- Problem to solve: Output the entries below exactly as written, omitting pictures.
--*--
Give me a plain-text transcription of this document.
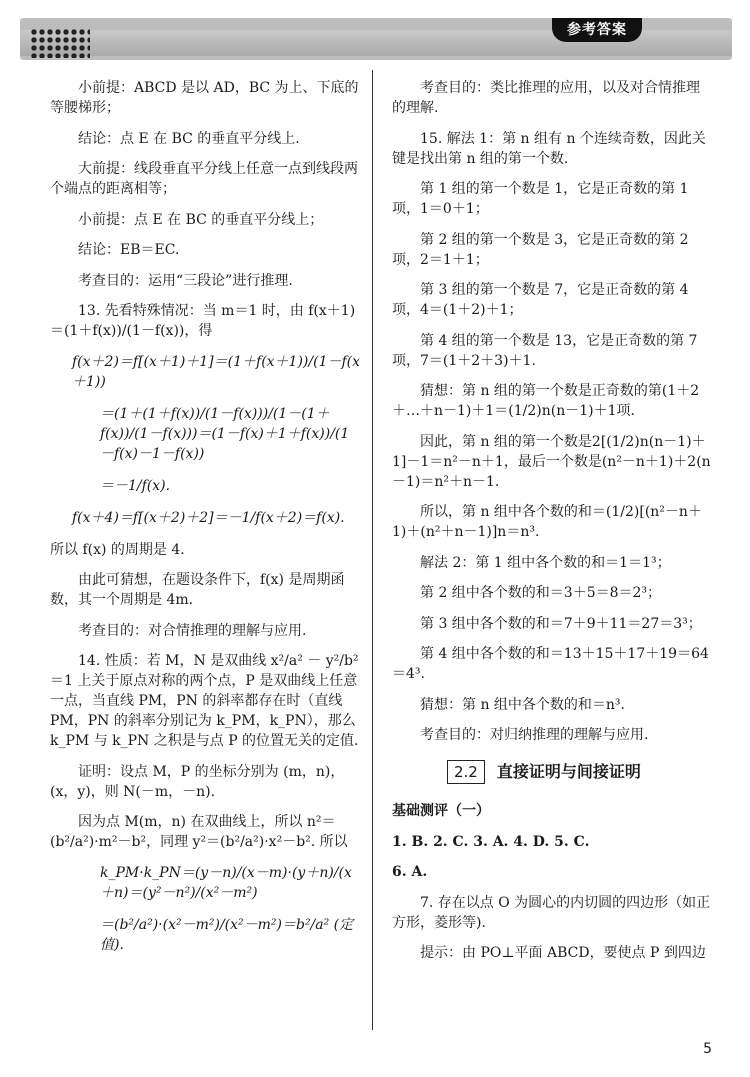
参考答案

小前提：ABCD 是以 AD，BC 为上、下底的等腰梯形；

结论：点 E 在 BC 的垂直平分线上.

大前提：线段垂直平分线上任意一点到线段两个端点的距离相等；

小前提：点 E 在 BC 的垂直平分线上；

结论：EB＝EC.

考查目的：运用“三段论”进行推理.

13. 先看特殊情况：当 m＝1 时，由 f(x＋1)＝(1＋f(x))/(1－f(x))，得

f(x＋2)＝f[(x＋1)＋1]＝(1＋f(x＋1))/(1－f(x＋1))

＝(1＋(1＋f(x))/(1－f(x)))/(1－(1＋f(x))/(1－f(x)))＝(1－f(x)＋1＋f(x))/(1－f(x)－1－f(x))

＝－1/f(x).

f(x＋4)＝f[(x＋2)＋2]＝－1/f(x＋2)＝f(x).

所以 f(x) 的周期是 4.

由此可猜想，在题设条件下，f(x) 是周期函数，其一个周期是 4m.

考查目的：对合情推理的理解与应用.

14. 性质：若 M，N 是双曲线 x²/a² － y²/b² ＝1 上关于原点对称的两个点，P 是双曲线上任意一点，当直线 PM，PN 的斜率都存在时（直线 PM，PN 的斜率分别记为 k_PM，k_PN），那么 k_PM 与 k_PN 之积是与点 P 的位置无关的定值.

证明：设点 M，P 的坐标分别为 (m，n)，(x，y)，则 N(－m，－n).

因为点 M(m，n) 在双曲线上，所以 n²＝(b²/a²)·m²－b²，同理 y²＝(b²/a²)·x²－b². 所以

k_PM·k_PN＝(y－n)/(x－m)·(y＋n)/(x＋n)＝(y²－n²)/(x²－m²)

＝(b²/a²)·(x²－m²)/(x²－m²)＝b²/a² (定值).

考查目的：类比推理的应用，以及对合情推理的理解.

15. 解法 1：第 n 组有 n 个连续奇数，因此关键是找出第 n 组的第一个数.

第 1 组的第一个数是 1，它是正奇数的第 1 项，1＝0＋1；

第 2 组的第一个数是 3，它是正奇数的第 2 项，2＝1＋1；

第 3 组的第一个数是 7，它是正奇数的第 4 项，4＝(1＋2)＋1；

第 4 组的第一个数是 13，它是正奇数的第 7 项，7＝(1＋2＋3)＋1.

猜想：第 n 组的第一个数是正奇数的第(1＋2＋…＋n－1)＋1＝(1/2)n(n－1)＋1项.

因此，第 n 组的第一个数是2[(1/2)n(n－1)＋1]－1＝n²－n＋1，最后一个数是(n²－n＋1)＋2(n－1)＝n²＋n－1.

所以，第 n 组中各个数的和＝(1/2)[(n²－n＋1)＋(n²＋n－1)]n＝n³.

解法 2：第 1 组中各个数的和＝1＝1³；

第 2 组中各个数的和＝3＋5＝8＝2³；

第 3 组中各个数的和＝7＋9＋11＝27＝3³；

第 4 组中各个数的和＝13＋15＋17＋19＝64＝4³.

猜想：第 n 组中各个数的和＝n³.

考查目的：对归纳推理的理解与应用.

2.2	直接证明与间接证明

基础测评（一）

1. B. 2. C. 3. A. 4. D. 5. C.

6. A.

7. 存在以点 O 为圆心的内切圆的四边形（如正方形，菱形等).

提示：由 PO⊥平面 ABCD，要使点 P 到四边

5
--*--
- Complete answer:
Give me a plain-text transcription of this document.
参考答案

小前提：ABCD 是以 AD，BC 为上、下底的等腰梯形；

结论：点 E 在 BC 的垂直平分线上.

大前提：线段垂直平分线上任意一点到线段两个端点的距离相等；

小前提：点 E 在 BC 的垂直平分线上；

结论：EB＝EC.

考查目的：运用“三段论”进行推理.

13. 先看特殊情况：当 m＝1 时，由 f(x＋1)＝(1＋f(x))/(1－f(x))，得

f(x＋2)＝f[(x＋1)＋1]＝(1＋f(x＋1))/(1－f(x＋1))

＝(1＋(1＋f(x))/(1－f(x)))/(1－(1＋f(x))/(1－f(x)))＝(1－f(x)＋1＋f(x))/(1－f(x)－1－f(x))

＝－1/f(x).

f(x＋4)＝f[(x＋2)＋2]＝－1/f(x＋2)＝f(x).

所以 f(x) 的周期是 4.

由此可猜想，在题设条件下，f(x) 是周期函数，其一个周期是 4m.

考查目的：对合情推理的理解与应用.

14. 性质：若 M，N 是双曲线 x²/a² － y²/b² ＝1 上关于原点对称的两个点，P 是双曲线上任意一点，当直线 PM，PN 的斜率都存在时（直线 PM，PN 的斜率分别记为 k_PM，k_PN），那么 k_PM 与 k_PN 之积是与点 P 的位置无关的定值.

证明：设点 M，P 的坐标分别为 (m，n)，(x，y)，则 N(－m，－n).

因为点 M(m，n) 在双曲线上，所以 n²＝(b²/a²)·m²－b²，同理 y²＝(b²/a²)·x²－b². 所以

k_PM·k_PN＝(y－n)/(x－m)·(y＋n)/(x＋n)＝(y²－n²)/(x²－m²)

＝(b²/a²)·(x²－m²)/(x²－m²)＝b²/a² (定值).

考查目的：类比推理的应用，以及对合情推理的理解.

15. 解法 1：第 n 组有 n 个连续奇数，因此关键是找出第 n 组的第一个数.

第 1 组的第一个数是 1，它是正奇数的第 1 项，1＝0＋1；

第 2 组的第一个数是 3，它是正奇数的第 2 项，2＝1＋1；

第 3 组的第一个数是 7，它是正奇数的第 4 项，4＝(1＋2)＋1；

第 4 组的第一个数是 13，它是正奇数的第 7 项，7＝(1＋2＋3)＋1.

猜想：第 n 组的第一个数是正奇数的第(1＋2＋…＋n－1)＋1＝(1/2)n(n－1)＋1项.

因此，第 n 组的第一个数是2[(1/2)n(n－1)＋1]－1＝n²－n＋1，最后一个数是(n²－n＋1)＋2(n－1)＝n²＋n－1.

所以，第 n 组中各个数的和＝(1/2)[(n²－n＋1)＋(n²＋n－1)]n＝n³.

解法 2：第 1 组中各个数的和＝1＝1³；

第 2 组中各个数的和＝3＋5＝8＝2³；

第 3 组中各个数的和＝7＋9＋11＝27＝3³；

第 4 组中各个数的和＝13＋15＋17＋19＝64＝4³.

猜想：第 n 组中各个数的和＝n³.

考查目的：对归纳推理的理解与应用.

2.2	直接证明与间接证明

基础测评（一）

1. B. 2. C. 3. A. 4. D. 5. C.

6. A.

7. 存在以点 O 为圆心的内切圆的四边形（如正方形，菱形等).

提示：由 PO⊥平面 ABCD，要使点 P 到四边

5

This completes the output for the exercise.